__REQUIREMENT__.
Identify and pull out each line of the entries in which "icon" occurs.

Stored data
-=-=-
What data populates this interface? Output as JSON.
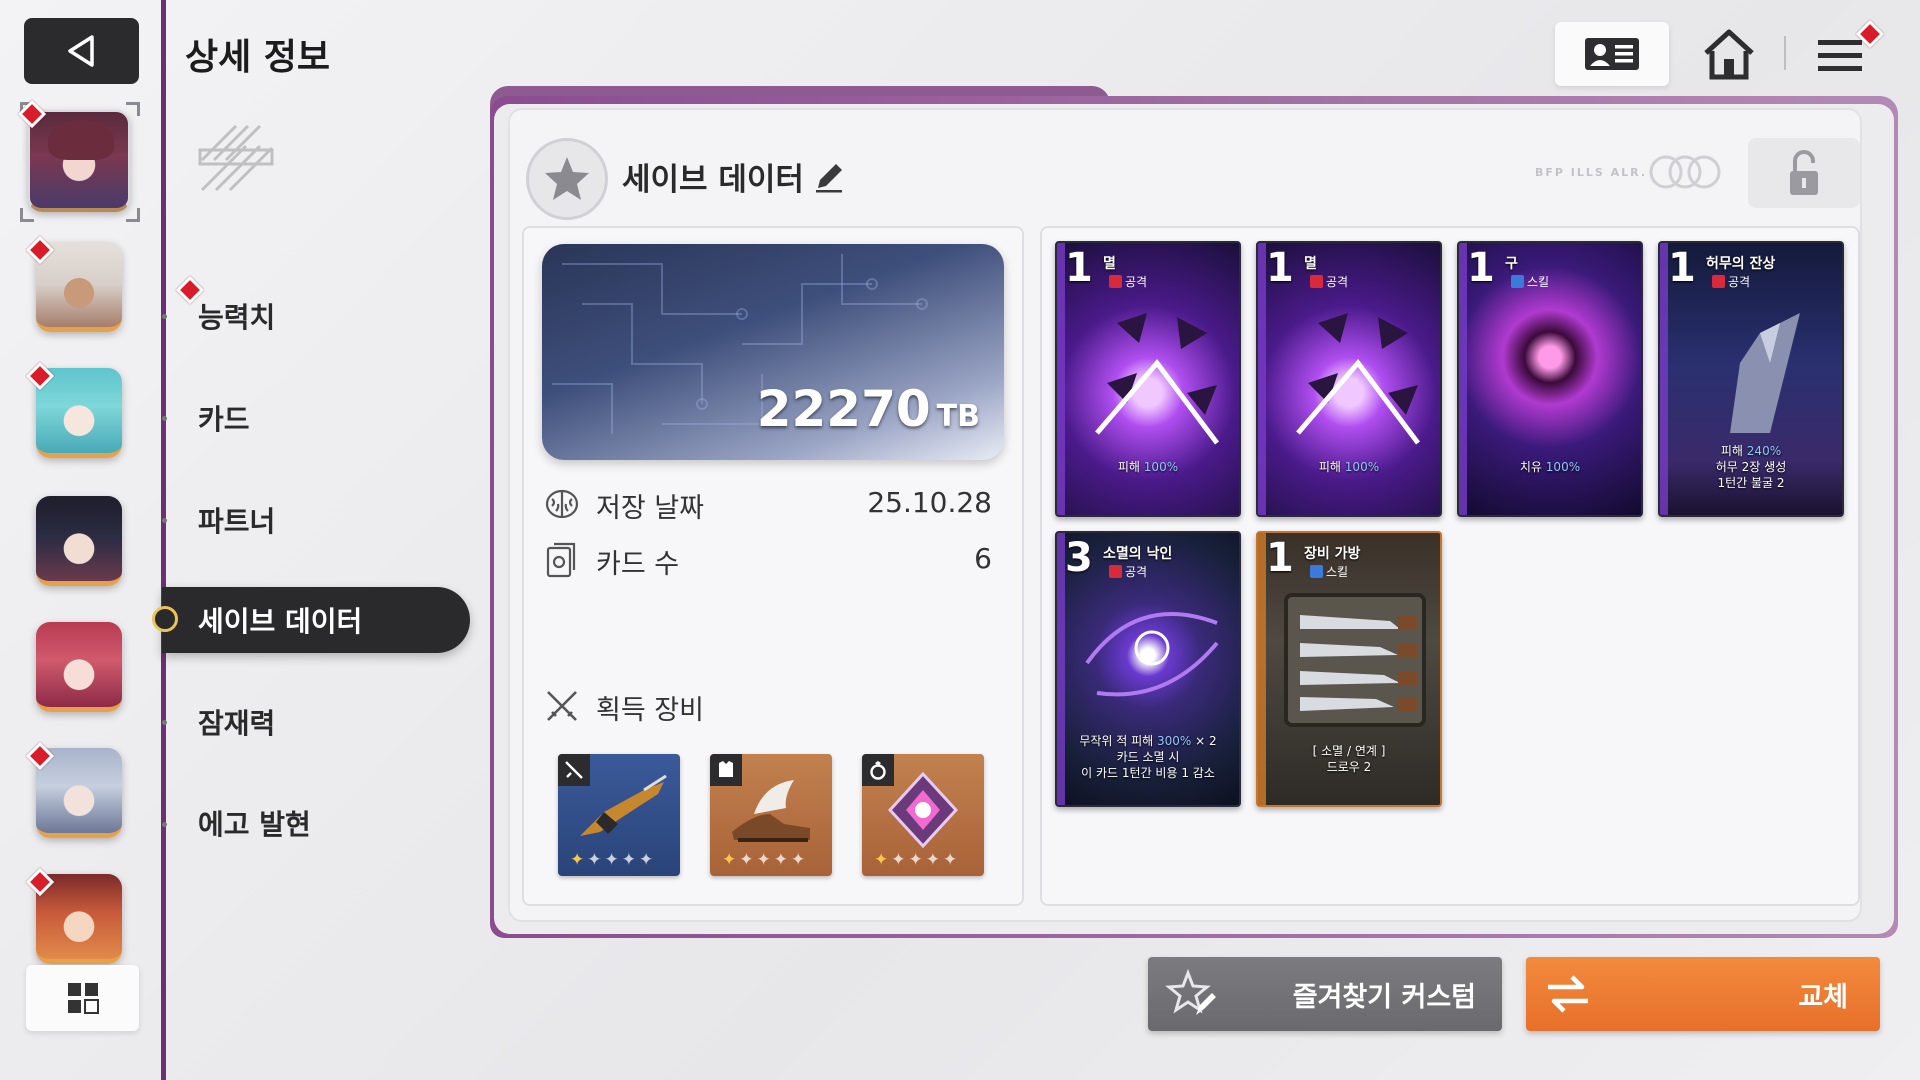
{
  "header": {
    "title": "상세 정보",
    "back_icon": "back-arrow-icon",
    "profile_icon": "id-card-icon",
    "home_icon": "home-icon",
    "menu_icon": "hamburger-menu-icon"
  },
  "characters": [
    {
      "name": "character-1",
      "selected": true,
      "alert": true
    },
    {
      "name": "character-2",
      "selected": false,
      "alert": true
    },
    {
      "name": "character-3",
      "selected": false,
      "alert": true
    },
    {
      "name": "character-4",
      "selected": false,
      "alert": false
    },
    {
      "name": "character-5",
      "selected": false,
      "alert": false
    },
    {
      "name": "character-6",
      "selected": false,
      "alert": true
    },
    {
      "name": "character-7",
      "selected": false,
      "alert": true
    }
  ],
  "side_menu": {
    "items": [
      {
        "label": "능력치",
        "alert": true
      },
      {
        "label": "카드",
        "alert": false
      },
      {
        "label": "파트너",
        "alert": false
      },
      {
        "label": "세이브 데이터",
        "active": true
      },
      {
        "label": "잠재력",
        "alert": false
      },
      {
        "label": "에고 발현",
        "alert": false
      }
    ]
  },
  "save": {
    "title": "세이브 데이터",
    "tb_value": "22270",
    "tb_unit": "TB",
    "date_label": "저장 날짜",
    "date_value": "25.10.28",
    "cards_label": "카드 수",
    "cards_value": "6",
    "equipment_label": "획득 장비",
    "equipment": [
      {
        "name": "harpoon-gun",
        "slot": "weapon",
        "stars": 1
      },
      {
        "name": "winged-boots",
        "slot": "armor",
        "stars": 1
      },
      {
        "name": "crystal-ring",
        "slot": "ring",
        "stars": 1
      }
    ]
  },
  "cards": [
    {
      "cost": "1",
      "name": "멸",
      "type": "공격",
      "desc": [
        "피해 100%"
      ],
      "hl": "100%"
    },
    {
      "cost": "1",
      "name": "멸",
      "type": "공격",
      "desc": [
        "피해 100%"
      ],
      "hl": "100%"
    },
    {
      "cost": "1",
      "name": "구",
      "type": "스킬",
      "desc": [
        "치유 100%"
      ],
      "hl": "100%"
    },
    {
      "cost": "1",
      "name": "허무의 잔상",
      "type": "공격",
      "desc": [
        "피해 240%",
        "허무 2장 생성",
        "1턴간 불굴 2"
      ]
    },
    {
      "cost": "3",
      "name": "소멸의 낙인",
      "type": "공격",
      "desc": [
        "무작위 적 피해 300% × 2",
        "카드 소멸 시",
        "이 카드 1턴간 비용 1 감소"
      ]
    },
    {
      "cost": "1",
      "name": "장비 가방",
      "type": "스킬",
      "desc": [
        "[ 소멸 / 연계 ]",
        "드로우 2"
      ]
    }
  ],
  "buttons": {
    "favorite": "즐겨찾기 커스텀",
    "swap": "교체"
  },
  "colors": {
    "accent_purple": "#8b4c8f",
    "swap_orange": "#ef7e34",
    "alert_red": "#d91c2a"
  }
}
-=-=-
__WRITTEN RESPONSE__.
    "back_icon": "back-arrow-icon",
    "profile_icon": "id-card-icon",
    "home_icon": "home-icon",
    "menu_icon": "hamburger-menu-icon"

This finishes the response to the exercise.